Filter out everything except lines holding "Menu".

DATASET ROWS:
=-=-=-=-=

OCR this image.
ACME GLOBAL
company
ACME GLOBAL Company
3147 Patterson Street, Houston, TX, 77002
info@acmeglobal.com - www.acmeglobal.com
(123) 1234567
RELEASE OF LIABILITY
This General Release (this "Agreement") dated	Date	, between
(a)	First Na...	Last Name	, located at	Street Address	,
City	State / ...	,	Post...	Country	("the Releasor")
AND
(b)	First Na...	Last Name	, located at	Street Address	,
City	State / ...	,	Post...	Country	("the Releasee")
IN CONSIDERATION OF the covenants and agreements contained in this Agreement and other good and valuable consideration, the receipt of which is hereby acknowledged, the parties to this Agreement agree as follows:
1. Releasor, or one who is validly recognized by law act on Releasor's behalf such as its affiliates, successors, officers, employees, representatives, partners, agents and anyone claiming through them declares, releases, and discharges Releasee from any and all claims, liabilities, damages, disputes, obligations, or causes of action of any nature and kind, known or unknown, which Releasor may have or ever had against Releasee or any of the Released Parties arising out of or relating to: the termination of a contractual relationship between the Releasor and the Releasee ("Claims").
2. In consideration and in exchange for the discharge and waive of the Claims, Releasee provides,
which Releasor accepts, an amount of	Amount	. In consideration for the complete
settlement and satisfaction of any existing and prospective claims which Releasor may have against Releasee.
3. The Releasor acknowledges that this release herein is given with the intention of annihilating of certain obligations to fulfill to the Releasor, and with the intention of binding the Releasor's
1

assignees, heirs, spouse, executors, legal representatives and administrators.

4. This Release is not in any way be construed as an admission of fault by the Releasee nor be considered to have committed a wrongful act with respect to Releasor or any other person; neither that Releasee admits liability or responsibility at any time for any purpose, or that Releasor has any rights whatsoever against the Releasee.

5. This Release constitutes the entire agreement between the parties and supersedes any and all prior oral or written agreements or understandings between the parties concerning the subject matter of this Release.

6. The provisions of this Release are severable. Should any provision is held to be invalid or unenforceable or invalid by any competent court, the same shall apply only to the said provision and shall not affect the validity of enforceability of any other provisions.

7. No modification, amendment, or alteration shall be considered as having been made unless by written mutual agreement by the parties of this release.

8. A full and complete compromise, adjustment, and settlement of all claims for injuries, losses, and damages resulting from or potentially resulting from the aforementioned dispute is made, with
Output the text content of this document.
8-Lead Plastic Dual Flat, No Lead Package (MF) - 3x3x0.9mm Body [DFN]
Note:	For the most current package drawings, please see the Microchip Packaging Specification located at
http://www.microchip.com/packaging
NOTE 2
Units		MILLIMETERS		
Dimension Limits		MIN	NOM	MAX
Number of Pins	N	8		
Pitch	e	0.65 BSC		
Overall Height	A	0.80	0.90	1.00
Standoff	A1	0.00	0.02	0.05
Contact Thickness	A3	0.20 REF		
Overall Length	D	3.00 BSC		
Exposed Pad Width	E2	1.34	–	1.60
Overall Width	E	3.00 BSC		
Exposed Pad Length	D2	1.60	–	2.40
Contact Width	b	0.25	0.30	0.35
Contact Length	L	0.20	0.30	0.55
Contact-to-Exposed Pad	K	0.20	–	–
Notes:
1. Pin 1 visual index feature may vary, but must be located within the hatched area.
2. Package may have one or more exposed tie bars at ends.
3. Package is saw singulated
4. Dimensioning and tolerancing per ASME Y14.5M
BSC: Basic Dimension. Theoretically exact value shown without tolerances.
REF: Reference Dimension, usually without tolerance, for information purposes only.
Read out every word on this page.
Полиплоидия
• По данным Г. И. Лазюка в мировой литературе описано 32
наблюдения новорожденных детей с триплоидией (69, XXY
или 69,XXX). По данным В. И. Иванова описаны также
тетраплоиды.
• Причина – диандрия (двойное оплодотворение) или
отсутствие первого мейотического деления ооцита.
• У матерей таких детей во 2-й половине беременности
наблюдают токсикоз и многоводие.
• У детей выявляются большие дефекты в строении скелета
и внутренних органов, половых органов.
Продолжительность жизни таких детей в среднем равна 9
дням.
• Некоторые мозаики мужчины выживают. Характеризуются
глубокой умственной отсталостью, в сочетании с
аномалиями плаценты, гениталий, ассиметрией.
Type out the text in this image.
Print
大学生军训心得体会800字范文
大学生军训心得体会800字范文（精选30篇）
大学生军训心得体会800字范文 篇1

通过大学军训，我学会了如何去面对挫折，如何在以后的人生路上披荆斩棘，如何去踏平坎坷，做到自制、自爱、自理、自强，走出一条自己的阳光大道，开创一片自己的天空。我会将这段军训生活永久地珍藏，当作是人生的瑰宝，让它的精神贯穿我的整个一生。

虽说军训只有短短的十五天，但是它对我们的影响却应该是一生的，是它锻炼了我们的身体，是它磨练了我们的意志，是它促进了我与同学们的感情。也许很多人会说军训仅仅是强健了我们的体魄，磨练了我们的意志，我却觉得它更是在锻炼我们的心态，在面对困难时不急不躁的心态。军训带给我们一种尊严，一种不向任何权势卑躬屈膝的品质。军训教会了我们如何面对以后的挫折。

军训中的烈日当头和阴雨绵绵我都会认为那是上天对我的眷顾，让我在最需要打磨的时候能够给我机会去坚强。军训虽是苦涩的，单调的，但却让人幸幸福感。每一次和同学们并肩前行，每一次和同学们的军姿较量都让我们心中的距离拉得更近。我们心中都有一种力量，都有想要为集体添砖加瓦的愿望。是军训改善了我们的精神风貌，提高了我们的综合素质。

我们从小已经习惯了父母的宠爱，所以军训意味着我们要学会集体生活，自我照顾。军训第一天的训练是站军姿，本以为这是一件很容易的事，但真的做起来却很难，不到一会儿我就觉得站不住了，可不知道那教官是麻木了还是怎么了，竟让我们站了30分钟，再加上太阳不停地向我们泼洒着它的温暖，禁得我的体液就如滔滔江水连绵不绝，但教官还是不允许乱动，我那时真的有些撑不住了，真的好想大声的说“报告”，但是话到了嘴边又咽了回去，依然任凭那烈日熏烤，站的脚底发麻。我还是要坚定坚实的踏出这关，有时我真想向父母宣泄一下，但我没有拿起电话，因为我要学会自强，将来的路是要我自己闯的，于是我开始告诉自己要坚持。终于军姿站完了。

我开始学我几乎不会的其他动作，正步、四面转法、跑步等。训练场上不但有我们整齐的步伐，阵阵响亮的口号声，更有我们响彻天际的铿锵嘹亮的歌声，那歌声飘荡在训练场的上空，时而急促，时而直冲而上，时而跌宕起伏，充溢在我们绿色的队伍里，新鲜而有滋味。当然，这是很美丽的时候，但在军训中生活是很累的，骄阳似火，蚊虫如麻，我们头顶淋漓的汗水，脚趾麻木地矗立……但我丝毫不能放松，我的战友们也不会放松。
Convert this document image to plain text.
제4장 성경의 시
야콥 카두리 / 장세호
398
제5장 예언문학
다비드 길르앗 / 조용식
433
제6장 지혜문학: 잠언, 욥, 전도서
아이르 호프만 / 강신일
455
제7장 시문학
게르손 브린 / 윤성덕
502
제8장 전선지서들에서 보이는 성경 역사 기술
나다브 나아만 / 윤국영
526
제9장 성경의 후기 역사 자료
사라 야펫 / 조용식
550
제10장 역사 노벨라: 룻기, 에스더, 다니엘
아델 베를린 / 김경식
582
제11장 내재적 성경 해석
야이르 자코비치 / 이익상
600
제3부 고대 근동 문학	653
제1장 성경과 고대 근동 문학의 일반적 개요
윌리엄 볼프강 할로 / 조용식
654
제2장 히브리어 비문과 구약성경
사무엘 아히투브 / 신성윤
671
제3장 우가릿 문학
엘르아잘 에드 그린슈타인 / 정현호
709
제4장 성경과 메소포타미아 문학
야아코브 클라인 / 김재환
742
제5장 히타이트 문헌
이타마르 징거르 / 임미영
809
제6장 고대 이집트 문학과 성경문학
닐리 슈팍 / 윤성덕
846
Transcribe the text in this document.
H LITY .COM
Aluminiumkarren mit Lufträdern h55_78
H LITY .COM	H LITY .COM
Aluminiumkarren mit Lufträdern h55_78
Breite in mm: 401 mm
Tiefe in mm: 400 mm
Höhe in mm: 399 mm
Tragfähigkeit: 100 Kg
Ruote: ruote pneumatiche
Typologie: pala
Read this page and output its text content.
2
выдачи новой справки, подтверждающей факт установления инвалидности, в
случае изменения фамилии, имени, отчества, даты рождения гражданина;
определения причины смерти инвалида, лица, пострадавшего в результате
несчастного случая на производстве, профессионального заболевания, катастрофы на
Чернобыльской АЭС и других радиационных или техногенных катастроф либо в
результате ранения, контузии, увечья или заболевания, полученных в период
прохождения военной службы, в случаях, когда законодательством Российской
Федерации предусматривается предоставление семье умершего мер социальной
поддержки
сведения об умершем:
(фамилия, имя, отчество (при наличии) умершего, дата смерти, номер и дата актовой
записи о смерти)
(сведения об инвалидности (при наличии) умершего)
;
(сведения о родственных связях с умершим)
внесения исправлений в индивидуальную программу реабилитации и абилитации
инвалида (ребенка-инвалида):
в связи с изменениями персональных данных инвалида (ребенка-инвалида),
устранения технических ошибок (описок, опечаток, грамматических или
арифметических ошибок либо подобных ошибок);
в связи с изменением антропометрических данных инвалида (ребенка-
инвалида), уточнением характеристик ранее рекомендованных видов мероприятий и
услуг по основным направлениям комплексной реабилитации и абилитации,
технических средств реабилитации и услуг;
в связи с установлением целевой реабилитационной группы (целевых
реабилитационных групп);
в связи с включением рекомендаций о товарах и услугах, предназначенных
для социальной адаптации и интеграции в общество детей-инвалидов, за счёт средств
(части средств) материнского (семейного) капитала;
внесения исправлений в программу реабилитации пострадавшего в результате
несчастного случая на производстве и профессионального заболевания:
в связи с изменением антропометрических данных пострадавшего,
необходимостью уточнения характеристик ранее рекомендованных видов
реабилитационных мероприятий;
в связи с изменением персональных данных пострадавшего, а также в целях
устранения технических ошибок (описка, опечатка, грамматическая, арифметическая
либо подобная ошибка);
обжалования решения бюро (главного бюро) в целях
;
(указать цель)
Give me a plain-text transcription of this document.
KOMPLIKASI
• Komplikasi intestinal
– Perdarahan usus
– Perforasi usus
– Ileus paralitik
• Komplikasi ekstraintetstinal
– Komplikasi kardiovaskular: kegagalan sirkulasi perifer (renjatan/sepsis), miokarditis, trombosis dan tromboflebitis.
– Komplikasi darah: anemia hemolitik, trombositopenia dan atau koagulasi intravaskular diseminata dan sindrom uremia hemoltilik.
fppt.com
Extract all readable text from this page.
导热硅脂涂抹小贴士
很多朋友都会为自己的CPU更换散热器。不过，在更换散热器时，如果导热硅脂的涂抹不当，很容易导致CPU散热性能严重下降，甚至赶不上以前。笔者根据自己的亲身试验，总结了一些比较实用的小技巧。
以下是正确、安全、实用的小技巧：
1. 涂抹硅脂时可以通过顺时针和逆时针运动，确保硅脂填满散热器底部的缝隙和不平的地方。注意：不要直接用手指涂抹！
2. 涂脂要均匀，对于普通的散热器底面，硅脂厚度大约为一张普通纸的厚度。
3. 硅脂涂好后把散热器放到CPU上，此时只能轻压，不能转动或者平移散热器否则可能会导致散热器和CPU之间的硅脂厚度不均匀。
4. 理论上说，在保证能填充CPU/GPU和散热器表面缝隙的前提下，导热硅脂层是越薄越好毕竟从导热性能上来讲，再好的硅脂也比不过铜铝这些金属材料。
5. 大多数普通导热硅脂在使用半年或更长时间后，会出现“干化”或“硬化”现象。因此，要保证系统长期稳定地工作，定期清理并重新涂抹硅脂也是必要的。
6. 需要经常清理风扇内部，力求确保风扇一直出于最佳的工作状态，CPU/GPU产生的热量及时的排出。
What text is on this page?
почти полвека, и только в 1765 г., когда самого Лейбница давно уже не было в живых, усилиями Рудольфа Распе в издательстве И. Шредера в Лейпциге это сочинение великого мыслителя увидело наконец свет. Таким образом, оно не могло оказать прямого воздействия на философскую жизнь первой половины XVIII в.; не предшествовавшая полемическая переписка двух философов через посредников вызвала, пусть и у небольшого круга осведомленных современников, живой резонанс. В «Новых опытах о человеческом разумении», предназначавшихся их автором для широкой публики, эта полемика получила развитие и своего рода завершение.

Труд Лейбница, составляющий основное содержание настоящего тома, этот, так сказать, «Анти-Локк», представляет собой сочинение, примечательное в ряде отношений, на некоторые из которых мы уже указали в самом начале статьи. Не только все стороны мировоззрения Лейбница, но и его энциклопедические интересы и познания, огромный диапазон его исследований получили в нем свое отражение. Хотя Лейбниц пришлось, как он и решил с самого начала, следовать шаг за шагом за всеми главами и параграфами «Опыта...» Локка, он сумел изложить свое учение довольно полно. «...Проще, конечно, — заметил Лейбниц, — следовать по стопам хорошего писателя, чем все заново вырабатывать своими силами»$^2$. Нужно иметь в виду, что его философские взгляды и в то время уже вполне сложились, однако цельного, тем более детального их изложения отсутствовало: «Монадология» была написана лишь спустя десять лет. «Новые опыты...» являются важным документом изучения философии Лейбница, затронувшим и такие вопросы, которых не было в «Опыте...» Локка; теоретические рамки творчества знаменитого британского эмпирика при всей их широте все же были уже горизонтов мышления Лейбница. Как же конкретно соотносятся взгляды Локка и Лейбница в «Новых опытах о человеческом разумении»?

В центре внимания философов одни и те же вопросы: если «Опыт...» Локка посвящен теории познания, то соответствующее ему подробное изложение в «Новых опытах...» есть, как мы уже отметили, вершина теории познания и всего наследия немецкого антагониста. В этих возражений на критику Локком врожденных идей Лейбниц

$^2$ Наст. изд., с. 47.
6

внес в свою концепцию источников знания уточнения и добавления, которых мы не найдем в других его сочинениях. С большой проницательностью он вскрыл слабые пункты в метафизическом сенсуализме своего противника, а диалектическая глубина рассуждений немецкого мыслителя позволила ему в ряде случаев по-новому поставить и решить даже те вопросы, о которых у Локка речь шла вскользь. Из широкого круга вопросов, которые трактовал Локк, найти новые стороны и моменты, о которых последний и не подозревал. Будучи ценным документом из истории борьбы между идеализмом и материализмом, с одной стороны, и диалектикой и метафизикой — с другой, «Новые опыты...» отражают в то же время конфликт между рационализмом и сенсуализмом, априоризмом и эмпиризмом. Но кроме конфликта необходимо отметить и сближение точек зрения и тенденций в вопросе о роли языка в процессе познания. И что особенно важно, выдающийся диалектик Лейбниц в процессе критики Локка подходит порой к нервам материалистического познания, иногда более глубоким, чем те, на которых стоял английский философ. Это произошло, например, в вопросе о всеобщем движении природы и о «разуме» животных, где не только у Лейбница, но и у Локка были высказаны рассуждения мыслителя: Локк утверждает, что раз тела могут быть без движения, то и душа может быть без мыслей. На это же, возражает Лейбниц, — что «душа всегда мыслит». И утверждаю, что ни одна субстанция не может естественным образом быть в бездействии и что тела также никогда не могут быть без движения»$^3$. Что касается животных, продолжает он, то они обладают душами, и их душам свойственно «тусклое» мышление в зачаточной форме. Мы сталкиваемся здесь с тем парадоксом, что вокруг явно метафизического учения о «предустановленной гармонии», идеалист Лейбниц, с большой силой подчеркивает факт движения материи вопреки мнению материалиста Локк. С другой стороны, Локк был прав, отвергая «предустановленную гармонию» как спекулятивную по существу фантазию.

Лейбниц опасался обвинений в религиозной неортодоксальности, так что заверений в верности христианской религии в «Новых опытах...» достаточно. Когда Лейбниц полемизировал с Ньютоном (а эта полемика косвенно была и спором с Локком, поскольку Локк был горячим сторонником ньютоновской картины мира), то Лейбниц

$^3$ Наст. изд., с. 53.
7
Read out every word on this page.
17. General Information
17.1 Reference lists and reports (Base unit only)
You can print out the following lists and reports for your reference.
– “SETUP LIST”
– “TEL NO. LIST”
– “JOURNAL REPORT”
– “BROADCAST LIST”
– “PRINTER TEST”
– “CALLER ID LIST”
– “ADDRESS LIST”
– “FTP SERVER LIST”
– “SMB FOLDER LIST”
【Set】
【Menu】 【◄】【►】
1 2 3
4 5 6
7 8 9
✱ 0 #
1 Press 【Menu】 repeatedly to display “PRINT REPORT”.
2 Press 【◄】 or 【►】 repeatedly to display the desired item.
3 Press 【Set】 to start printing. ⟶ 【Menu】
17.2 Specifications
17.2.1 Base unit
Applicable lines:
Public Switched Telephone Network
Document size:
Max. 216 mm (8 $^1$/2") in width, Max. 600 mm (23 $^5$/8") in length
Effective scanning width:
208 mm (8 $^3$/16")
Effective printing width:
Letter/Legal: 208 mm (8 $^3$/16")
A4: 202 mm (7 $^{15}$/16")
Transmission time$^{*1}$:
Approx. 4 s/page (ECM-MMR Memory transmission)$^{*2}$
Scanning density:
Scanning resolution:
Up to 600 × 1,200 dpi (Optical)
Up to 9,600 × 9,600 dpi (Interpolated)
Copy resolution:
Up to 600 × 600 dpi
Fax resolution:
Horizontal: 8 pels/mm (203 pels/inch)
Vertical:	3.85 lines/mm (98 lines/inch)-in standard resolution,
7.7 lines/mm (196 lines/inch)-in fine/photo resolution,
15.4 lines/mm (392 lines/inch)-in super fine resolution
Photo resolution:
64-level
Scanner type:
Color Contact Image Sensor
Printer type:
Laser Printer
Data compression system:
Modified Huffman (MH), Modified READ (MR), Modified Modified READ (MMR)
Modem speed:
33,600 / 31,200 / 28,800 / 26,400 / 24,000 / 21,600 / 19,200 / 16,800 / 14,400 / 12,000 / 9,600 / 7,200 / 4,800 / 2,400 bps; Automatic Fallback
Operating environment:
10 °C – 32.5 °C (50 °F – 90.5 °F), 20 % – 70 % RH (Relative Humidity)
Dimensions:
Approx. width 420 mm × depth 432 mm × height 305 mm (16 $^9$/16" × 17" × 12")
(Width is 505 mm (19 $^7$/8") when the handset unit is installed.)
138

=-=-=-=-=

EXPECTED ANSWER:
【Menu】 【◄】【►】
1 Press 【Menu】 repeatedly to display “PRINT REPORT”.
3 Press 【Set】 to start printing. ⟶ 【Menu】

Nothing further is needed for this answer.